### AIM
Lines that contain "name" are to be counted; give only their number.

### MATERIAL FOR THIS EXERCISE
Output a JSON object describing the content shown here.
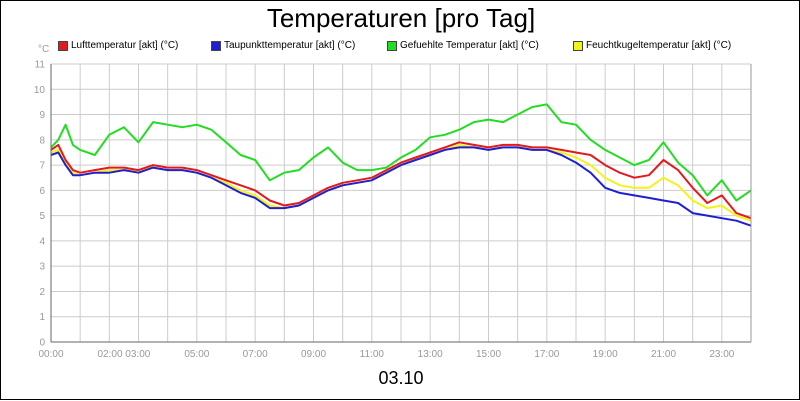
{
  "chart_data": {
    "type": "line",
    "title": "Temperaturen [pro Tag]",
    "xlabel": "03.10",
    "ylabel": "°C",
    "x_tick_labels": [
      "00:00",
      "02:00 03:00",
      "05:00",
      "07:00",
      "09:00",
      "11:00",
      "13:00",
      "15:00",
      "17:00",
      "19:00",
      "21:00",
      "23:00"
    ],
    "x_tick_hours": [
      0,
      2.5,
      5,
      7,
      9,
      11,
      13,
      15,
      17,
      19,
      21,
      23
    ],
    "y_tick_labels": [
      "0",
      "1",
      "2",
      "3",
      "4",
      "5",
      "6",
      "7",
      "8",
      "9",
      "10",
      "11"
    ],
    "xlim": [
      0,
      24
    ],
    "ylim": [
      0,
      11
    ],
    "grid": true,
    "legend_position": "top",
    "series": [
      {
        "name": "Lufttemperatur [akt] (°C)",
        "color": "#e31a1c",
        "x": [
          0,
          0.25,
          0.5,
          0.75,
          1,
          1.5,
          2,
          2.5,
          3,
          3.5,
          4,
          4.5,
          5,
          5.5,
          6,
          6.5,
          7,
          7.5,
          8,
          8.5,
          9,
          9.5,
          10,
          10.5,
          11,
          11.5,
          12,
          12.5,
          13,
          13.5,
          14,
          14.5,
          15,
          15.5,
          16,
          16.5,
          17,
          17.5,
          18,
          18.5,
          19,
          19.5,
          20,
          20.5,
          21,
          21.5,
          22,
          22.5,
          23,
          23.5,
          24
        ],
        "values": [
          7.6,
          7.8,
          7.2,
          6.8,
          6.7,
          6.8,
          6.9,
          6.9,
          6.8,
          7.0,
          6.9,
          6.9,
          6.8,
          6.6,
          6.4,
          6.2,
          6.0,
          5.6,
          5.4,
          5.5,
          5.8,
          6.1,
          6.3,
          6.4,
          6.5,
          6.8,
          7.1,
          7.3,
          7.5,
          7.7,
          7.9,
          7.8,
          7.7,
          7.8,
          7.8,
          7.7,
          7.7,
          7.6,
          7.5,
          7.4,
          7.0,
          6.7,
          6.5,
          6.6,
          7.2,
          6.8,
          6.1,
          5.5,
          5.8,
          5.1,
          4.9
        ]
      },
      {
        "name": "Taupunkttemperatur [akt] (°C)",
        "color": "#1f1fd1",
        "x": [
          0,
          0.25,
          0.5,
          0.75,
          1,
          1.5,
          2,
          2.5,
          3,
          3.5,
          4,
          4.5,
          5,
          5.5,
          6,
          6.5,
          7,
          7.5,
          8,
          8.5,
          9,
          9.5,
          10,
          10.5,
          11,
          11.5,
          12,
          12.5,
          13,
          13.5,
          14,
          14.5,
          15,
          15.5,
          16,
          16.5,
          17,
          17.5,
          18,
          18.5,
          19,
          19.5,
          20,
          20.5,
          21,
          21.5,
          22,
          22.5,
          23,
          23.5,
          24
        ],
        "values": [
          7.4,
          7.5,
          7.0,
          6.6,
          6.6,
          6.7,
          6.7,
          6.8,
          6.7,
          6.9,
          6.8,
          6.8,
          6.7,
          6.5,
          6.2,
          5.9,
          5.7,
          5.3,
          5.3,
          5.4,
          5.7,
          6.0,
          6.2,
          6.3,
          6.4,
          6.7,
          7.0,
          7.2,
          7.4,
          7.6,
          7.7,
          7.7,
          7.6,
          7.7,
          7.7,
          7.6,
          7.6,
          7.4,
          7.1,
          6.7,
          6.1,
          5.9,
          5.8,
          5.7,
          5.6,
          5.5,
          5.1,
          5.0,
          4.9,
          4.8,
          4.6
        ]
      },
      {
        "name": "Gefuehlte Temperatur [akt] (°C)",
        "color": "#22dd22",
        "x": [
          0,
          0.25,
          0.5,
          0.75,
          1,
          1.5,
          2,
          2.5,
          3,
          3.5,
          4,
          4.5,
          5,
          5.5,
          6,
          6.5,
          7,
          7.5,
          8,
          8.5,
          9,
          9.5,
          10,
          10.5,
          11,
          11.5,
          12,
          12.5,
          13,
          13.5,
          14,
          14.5,
          15,
          15.5,
          16,
          16.5,
          17,
          17.5,
          18,
          18.5,
          19,
          19.5,
          20,
          20.5,
          21,
          21.5,
          22,
          22.5,
          23,
          23.5,
          24
        ],
        "values": [
          7.7,
          8.0,
          8.6,
          7.8,
          7.6,
          7.4,
          8.2,
          8.5,
          7.9,
          8.7,
          8.6,
          8.5,
          8.6,
          8.4,
          7.9,
          7.4,
          7.2,
          6.4,
          6.7,
          6.8,
          7.3,
          7.7,
          7.1,
          6.8,
          6.8,
          6.9,
          7.3,
          7.6,
          8.1,
          8.2,
          8.4,
          8.7,
          8.8,
          8.7,
          9.0,
          9.3,
          9.4,
          8.7,
          8.6,
          8.0,
          7.6,
          7.3,
          7.0,
          7.2,
          7.9,
          7.1,
          6.6,
          5.8,
          6.4,
          5.6,
          6.0
        ]
      },
      {
        "name": "Feuchtkugeltemperatur [akt] (°C)",
        "color": "#f2f21c",
        "x": [
          0,
          0.25,
          0.5,
          0.75,
          1,
          1.5,
          2,
          2.5,
          3,
          3.5,
          4,
          4.5,
          5,
          5.5,
          6,
          6.5,
          7,
          7.5,
          8,
          8.5,
          9,
          9.5,
          10,
          10.5,
          11,
          11.5,
          12,
          12.5,
          13,
          13.5,
          14,
          14.5,
          15,
          15.5,
          16,
          16.5,
          17,
          17.5,
          18,
          18.5,
          19,
          19.5,
          20,
          20.5,
          21,
          21.5,
          22,
          22.5,
          23,
          23.5,
          24
        ],
        "values": [
          7.5,
          7.6,
          7.1,
          6.7,
          6.6,
          6.7,
          6.8,
          6.8,
          6.8,
          6.9,
          6.8,
          6.8,
          6.7,
          6.5,
          6.3,
          6.0,
          5.8,
          5.4,
          5.3,
          5.4,
          5.7,
          6.0,
          6.2,
          6.3,
          6.4,
          6.7,
          7.0,
          7.2,
          7.4,
          7.6,
          7.8,
          7.7,
          7.6,
          7.7,
          7.7,
          7.6,
          7.6,
          7.5,
          7.3,
          7.0,
          6.5,
          6.2,
          6.1,
          6.1,
          6.5,
          6.2,
          5.6,
          5.3,
          5.4,
          5.0,
          4.8
        ]
      }
    ]
  }
}
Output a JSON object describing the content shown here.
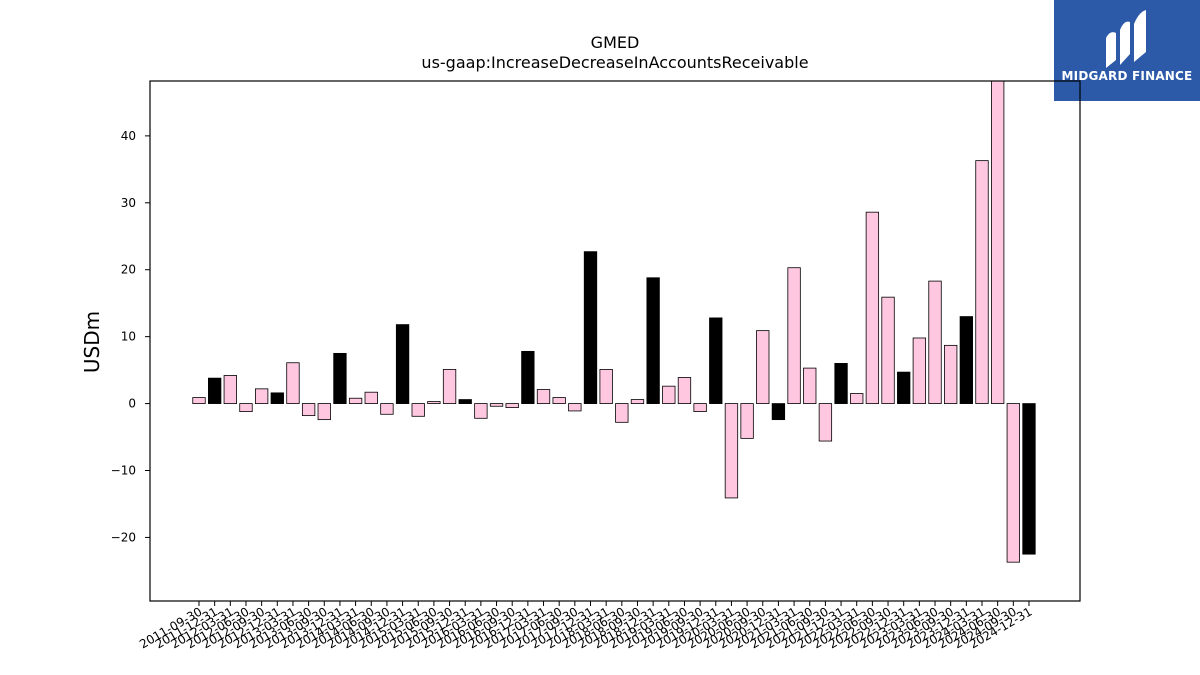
{
  "logo": {
    "text": "MIDGARD FINANCE",
    "bg_color": "#2c5aa9"
  },
  "chart_data": {
    "type": "bar",
    "title": "GMED",
    "subtitle": "us-gaap:IncreaseDecreaseInAccountsReceivable",
    "ylabel": "USDm",
    "xlabel": "",
    "ylim": [
      -29.5,
      48.2
    ],
    "yticks": [
      -20,
      -10,
      0,
      10,
      20,
      30,
      40
    ],
    "colors": {
      "default": "#ffc8e0",
      "highlight": "#000000",
      "edge": "#000000"
    },
    "categories": [
      "2011-09-30",
      "2011-12-31",
      "2012-03-31",
      "2012-06-30",
      "2012-09-30",
      "2012-12-31",
      "2013-03-31",
      "2013-06-30",
      "2013-09-30",
      "2013-12-31",
      "2014-03-31",
      "2014-06-30",
      "2014-09-30",
      "2014-12-31",
      "2015-03-31",
      "2015-06-30",
      "2015-09-30",
      "2015-12-31",
      "2016-03-31",
      "2016-06-30",
      "2016-09-30",
      "2016-12-31",
      "2017-03-31",
      "2017-06-30",
      "2017-09-30",
      "2017-12-31",
      "2018-03-31",
      "2018-06-30",
      "2018-09-30",
      "2018-12-31",
      "2019-03-31",
      "2019-06-30",
      "2019-09-30",
      "2019-12-31",
      "2020-03-31",
      "2020-06-30",
      "2020-09-30",
      "2020-12-31",
      "2021-03-31",
      "2021-06-30",
      "2021-09-30",
      "2021-12-31",
      "2022-03-31",
      "2022-06-30",
      "2022-09-30",
      "2022-12-31",
      "2023-03-31",
      "2023-06-30",
      "2023-09-30",
      "2023-12-31",
      "2024-03-31",
      "2024-06-30",
      "2024-09-30",
      "2024-12-31"
    ],
    "values": [
      0.9,
      3.8,
      4.2,
      -1.2,
      2.2,
      1.6,
      6.1,
      -1.8,
      -2.4,
      7.5,
      0.8,
      1.7,
      -1.6,
      11.8,
      -1.9,
      0.3,
      5.1,
      0.6,
      -2.2,
      -0.4,
      -0.6,
      7.8,
      2.1,
      0.9,
      -1.1,
      22.7,
      5.1,
      -2.8,
      0.6,
      18.8,
      2.6,
      3.9,
      -1.2,
      12.8,
      -14.1,
      -5.2,
      10.9,
      -2.4,
      20.3,
      5.3,
      -5.6,
      6.0,
      1.5,
      28.6,
      15.9,
      4.7,
      9.8,
      18.3,
      8.7,
      13.0,
      36.3,
      48.2,
      -23.7,
      -22.5
    ],
    "highlighted": [
      false,
      true,
      false,
      false,
      false,
      true,
      false,
      false,
      false,
      true,
      false,
      false,
      false,
      true,
      false,
      false,
      false,
      true,
      false,
      false,
      false,
      true,
      false,
      false,
      false,
      true,
      false,
      false,
      false,
      true,
      false,
      false,
      false,
      true,
      false,
      false,
      false,
      true,
      false,
      false,
      false,
      true,
      false,
      false,
      false,
      true,
      false,
      false,
      false,
      true,
      false,
      false,
      false,
      true
    ]
  }
}
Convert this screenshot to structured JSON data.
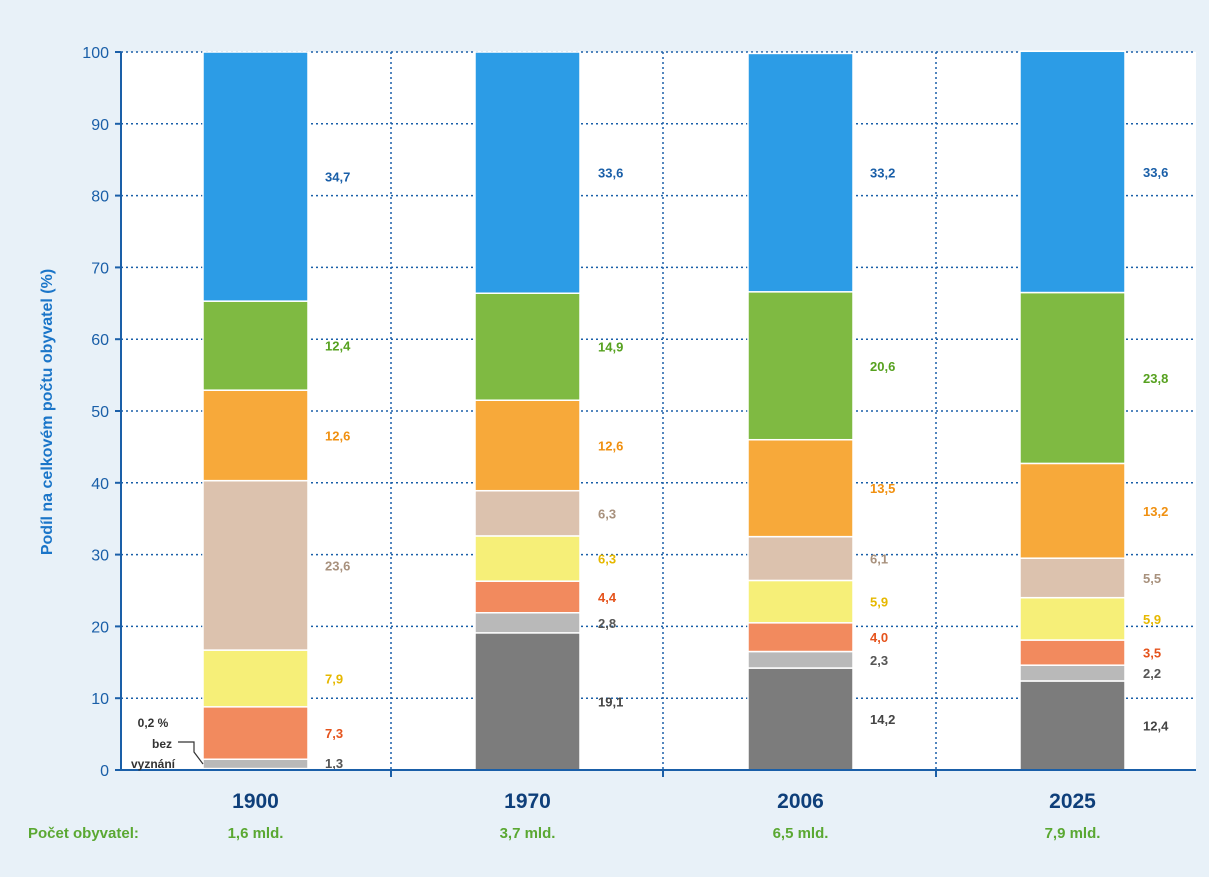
{
  "colors": {
    "background": "#e8f1f8",
    "plot_bg": "#ffffff",
    "axis": "#1a5fa8",
    "grid": "#1a5fa8"
  },
  "chart_data": {
    "type": "bar",
    "stacked": true,
    "title": "",
    "xlabel": "",
    "ylabel": "Podíl na celkovém počtu obyvatel (%)",
    "ylim": [
      0,
      100
    ],
    "yticks": [
      0,
      10,
      20,
      30,
      40,
      50,
      60,
      70,
      80,
      90,
      100
    ],
    "grid": true,
    "categories": [
      "1900",
      "1970",
      "2006",
      "2025"
    ],
    "population_label": "Počet obyvatel:",
    "population": [
      "1,6 mld.",
      "3,7 mld.",
      "6,5 mld.",
      "7,9 mld."
    ],
    "series": [
      {
        "color": "#7c7c7c",
        "label_color": "#444444",
        "values": [
          0.2,
          19.1,
          14.2,
          12.4
        ],
        "labels": [
          "",
          "19,1",
          "14,2",
          "12,4"
        ]
      },
      {
        "color": "#b9b9b9",
        "label_color": "#555555",
        "values": [
          1.3,
          2.8,
          2.3,
          2.2
        ],
        "labels": [
          "1,3",
          "2,8",
          "2,3",
          "2,2"
        ]
      },
      {
        "color": "#f28a5e",
        "label_color": "#e5531c",
        "values": [
          7.3,
          4.4,
          4.0,
          3.5
        ],
        "labels": [
          "7,3",
          "4,4",
          "4,0",
          "3,5"
        ]
      },
      {
        "color": "#f6ef78",
        "label_color": "#e6b800",
        "values": [
          7.9,
          6.3,
          5.9,
          5.9
        ],
        "labels": [
          "7,9",
          "6,3",
          "5,9",
          "5,9"
        ]
      },
      {
        "color": "#dcc2ae",
        "label_color": "#a8917d",
        "values": [
          23.6,
          6.3,
          6.1,
          5.5
        ],
        "labels": [
          "23,6",
          "6,3",
          "6,1",
          "5,5"
        ]
      },
      {
        "color": "#f7a93a",
        "label_color": "#f09010",
        "values": [
          12.6,
          12.6,
          13.5,
          13.2
        ],
        "labels": [
          "12,6",
          "12,6",
          "13,5",
          "13,2"
        ]
      },
      {
        "color": "#7fba42",
        "label_color": "#56a11f",
        "values": [
          12.4,
          14.9,
          20.6,
          23.8
        ],
        "labels": [
          "12,4",
          "14,9",
          "20,6",
          "23,8"
        ]
      },
      {
        "color": "#2c9ce6",
        "label_color": "#1a5fa8",
        "values": [
          34.7,
          33.6,
          33.2,
          33.6
        ],
        "labels": [
          "34,7",
          "33,6",
          "33,2",
          "33,6"
        ]
      }
    ],
    "annotation": {
      "lines": [
        "0,2 %",
        "bez",
        "vyznání"
      ]
    }
  }
}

### SOLUTION TO THE PROBLEM
4